• _Your instructions_
Go through the data and retrieve each line that includes the string "live".

----------------------------------------

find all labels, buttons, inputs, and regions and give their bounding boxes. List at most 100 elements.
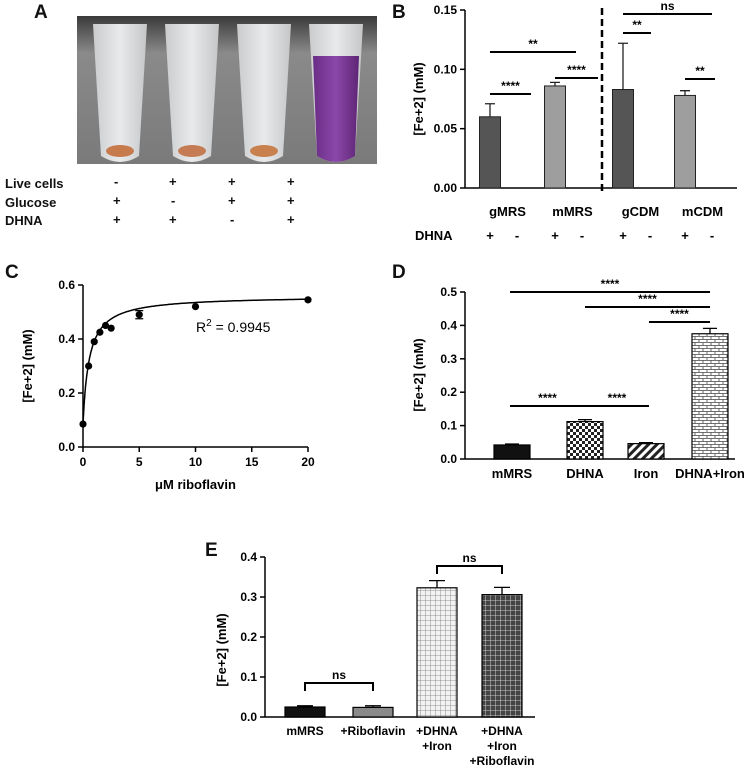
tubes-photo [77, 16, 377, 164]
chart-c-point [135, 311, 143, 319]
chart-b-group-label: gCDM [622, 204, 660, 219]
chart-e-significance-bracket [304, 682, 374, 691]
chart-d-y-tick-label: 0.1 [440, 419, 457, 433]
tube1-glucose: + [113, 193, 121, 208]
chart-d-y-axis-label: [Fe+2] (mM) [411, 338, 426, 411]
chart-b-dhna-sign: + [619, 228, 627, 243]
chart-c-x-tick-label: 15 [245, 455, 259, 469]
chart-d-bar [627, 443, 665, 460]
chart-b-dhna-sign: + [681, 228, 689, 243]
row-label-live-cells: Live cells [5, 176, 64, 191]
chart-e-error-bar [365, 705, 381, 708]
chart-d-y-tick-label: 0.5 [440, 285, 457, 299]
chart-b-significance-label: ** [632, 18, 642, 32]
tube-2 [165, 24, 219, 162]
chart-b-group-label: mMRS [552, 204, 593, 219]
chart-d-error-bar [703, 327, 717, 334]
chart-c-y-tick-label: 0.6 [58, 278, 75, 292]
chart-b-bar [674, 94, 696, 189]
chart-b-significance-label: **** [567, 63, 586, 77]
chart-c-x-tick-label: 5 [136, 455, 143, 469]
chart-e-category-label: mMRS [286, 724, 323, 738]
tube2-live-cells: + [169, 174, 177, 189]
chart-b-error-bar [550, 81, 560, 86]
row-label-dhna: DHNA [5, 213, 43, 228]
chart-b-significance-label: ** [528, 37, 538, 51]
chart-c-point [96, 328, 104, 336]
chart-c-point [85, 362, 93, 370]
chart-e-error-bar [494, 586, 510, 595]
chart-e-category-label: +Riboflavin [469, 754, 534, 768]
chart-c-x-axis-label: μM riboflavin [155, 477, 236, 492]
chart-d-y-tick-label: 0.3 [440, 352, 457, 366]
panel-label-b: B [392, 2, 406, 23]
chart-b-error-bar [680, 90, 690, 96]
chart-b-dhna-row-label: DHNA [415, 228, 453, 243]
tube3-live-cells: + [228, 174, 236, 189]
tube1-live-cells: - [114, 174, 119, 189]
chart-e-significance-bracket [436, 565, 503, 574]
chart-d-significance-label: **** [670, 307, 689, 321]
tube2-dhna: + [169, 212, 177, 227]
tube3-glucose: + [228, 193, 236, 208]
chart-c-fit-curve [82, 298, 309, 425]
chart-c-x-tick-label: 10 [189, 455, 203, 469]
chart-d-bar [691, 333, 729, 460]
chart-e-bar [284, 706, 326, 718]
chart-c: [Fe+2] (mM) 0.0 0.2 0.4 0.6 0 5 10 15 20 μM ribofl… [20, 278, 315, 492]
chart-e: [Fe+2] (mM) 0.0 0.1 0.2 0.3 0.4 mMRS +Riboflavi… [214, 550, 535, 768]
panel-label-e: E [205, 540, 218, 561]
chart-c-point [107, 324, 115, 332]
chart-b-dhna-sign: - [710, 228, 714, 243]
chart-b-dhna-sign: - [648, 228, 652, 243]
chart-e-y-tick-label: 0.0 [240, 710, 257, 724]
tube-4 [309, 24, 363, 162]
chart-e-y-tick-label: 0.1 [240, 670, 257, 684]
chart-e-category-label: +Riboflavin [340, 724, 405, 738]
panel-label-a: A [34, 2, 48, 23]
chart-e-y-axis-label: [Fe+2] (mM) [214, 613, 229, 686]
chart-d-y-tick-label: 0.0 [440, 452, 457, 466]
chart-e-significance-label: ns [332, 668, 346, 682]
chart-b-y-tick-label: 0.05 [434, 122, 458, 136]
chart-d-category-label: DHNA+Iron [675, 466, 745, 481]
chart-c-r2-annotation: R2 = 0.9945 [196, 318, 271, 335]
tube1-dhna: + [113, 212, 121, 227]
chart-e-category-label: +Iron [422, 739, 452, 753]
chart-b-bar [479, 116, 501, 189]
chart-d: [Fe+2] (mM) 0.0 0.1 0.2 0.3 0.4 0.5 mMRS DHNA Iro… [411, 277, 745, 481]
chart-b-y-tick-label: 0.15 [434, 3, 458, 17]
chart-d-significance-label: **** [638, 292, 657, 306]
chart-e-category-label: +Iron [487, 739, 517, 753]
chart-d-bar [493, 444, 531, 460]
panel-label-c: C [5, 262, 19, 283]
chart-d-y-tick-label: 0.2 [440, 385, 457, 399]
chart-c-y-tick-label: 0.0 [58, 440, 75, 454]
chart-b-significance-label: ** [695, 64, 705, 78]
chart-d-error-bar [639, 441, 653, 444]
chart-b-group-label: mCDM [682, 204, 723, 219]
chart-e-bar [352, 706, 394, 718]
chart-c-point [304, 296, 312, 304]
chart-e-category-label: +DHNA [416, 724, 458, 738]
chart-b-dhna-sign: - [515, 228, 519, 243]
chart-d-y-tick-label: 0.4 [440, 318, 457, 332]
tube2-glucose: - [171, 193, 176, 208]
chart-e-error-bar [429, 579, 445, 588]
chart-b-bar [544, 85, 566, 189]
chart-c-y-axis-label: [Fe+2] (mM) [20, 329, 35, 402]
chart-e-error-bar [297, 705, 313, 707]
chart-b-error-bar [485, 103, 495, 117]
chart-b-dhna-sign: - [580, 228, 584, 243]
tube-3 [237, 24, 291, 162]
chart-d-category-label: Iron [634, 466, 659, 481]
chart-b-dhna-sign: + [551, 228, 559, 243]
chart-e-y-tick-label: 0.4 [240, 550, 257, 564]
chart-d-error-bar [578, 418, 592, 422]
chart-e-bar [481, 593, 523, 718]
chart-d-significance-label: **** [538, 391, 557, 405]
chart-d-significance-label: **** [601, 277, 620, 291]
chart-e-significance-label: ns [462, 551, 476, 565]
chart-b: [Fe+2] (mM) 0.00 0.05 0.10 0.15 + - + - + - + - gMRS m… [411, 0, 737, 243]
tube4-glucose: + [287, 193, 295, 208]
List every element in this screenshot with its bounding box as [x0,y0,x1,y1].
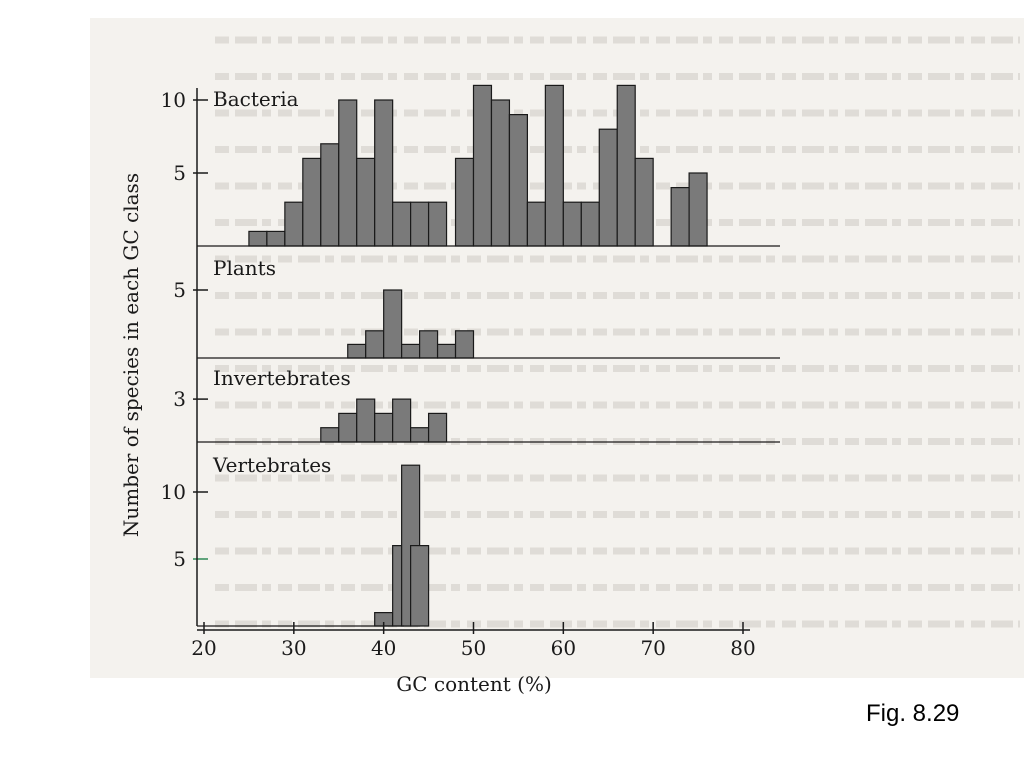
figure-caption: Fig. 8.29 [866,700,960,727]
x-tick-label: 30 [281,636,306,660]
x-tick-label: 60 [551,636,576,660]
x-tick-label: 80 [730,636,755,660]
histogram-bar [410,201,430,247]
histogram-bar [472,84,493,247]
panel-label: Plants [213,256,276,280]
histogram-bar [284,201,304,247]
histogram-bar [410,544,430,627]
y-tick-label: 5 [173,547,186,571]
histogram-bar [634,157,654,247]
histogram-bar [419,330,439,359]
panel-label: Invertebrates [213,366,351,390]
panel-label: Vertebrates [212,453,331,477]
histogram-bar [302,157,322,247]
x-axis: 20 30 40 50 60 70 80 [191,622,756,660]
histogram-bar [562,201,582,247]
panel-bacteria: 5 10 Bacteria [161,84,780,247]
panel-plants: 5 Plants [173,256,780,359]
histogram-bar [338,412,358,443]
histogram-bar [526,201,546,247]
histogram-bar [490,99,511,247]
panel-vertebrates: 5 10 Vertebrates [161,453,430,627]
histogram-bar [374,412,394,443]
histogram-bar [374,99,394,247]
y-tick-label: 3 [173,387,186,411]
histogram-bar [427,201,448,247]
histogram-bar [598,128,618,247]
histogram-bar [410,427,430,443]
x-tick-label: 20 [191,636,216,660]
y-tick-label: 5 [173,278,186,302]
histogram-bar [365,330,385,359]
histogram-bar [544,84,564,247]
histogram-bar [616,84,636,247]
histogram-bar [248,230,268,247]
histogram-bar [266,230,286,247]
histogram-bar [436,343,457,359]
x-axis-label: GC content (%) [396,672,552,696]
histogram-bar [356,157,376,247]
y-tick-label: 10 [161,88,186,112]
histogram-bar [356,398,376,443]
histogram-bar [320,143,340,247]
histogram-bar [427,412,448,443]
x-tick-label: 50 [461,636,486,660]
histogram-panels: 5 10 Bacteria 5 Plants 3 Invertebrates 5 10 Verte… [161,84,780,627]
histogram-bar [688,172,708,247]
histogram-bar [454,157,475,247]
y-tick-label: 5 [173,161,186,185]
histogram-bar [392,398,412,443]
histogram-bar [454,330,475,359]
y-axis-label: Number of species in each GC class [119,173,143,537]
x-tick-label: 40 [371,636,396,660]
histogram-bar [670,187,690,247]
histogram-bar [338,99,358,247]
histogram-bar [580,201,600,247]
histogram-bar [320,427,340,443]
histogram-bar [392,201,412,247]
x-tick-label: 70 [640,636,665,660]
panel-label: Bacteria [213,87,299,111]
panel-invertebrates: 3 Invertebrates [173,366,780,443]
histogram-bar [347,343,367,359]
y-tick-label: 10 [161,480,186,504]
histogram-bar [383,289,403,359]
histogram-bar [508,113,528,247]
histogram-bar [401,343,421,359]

----------------------------------------

• _Answer below_
row-label-live-cells: Live cells [5, 176, 64, 191]
tube2-live-cells: + [169, 174, 177, 189]
tube3-live-cells: + [228, 174, 236, 189]
tube1-live-cells: - [114, 174, 119, 189]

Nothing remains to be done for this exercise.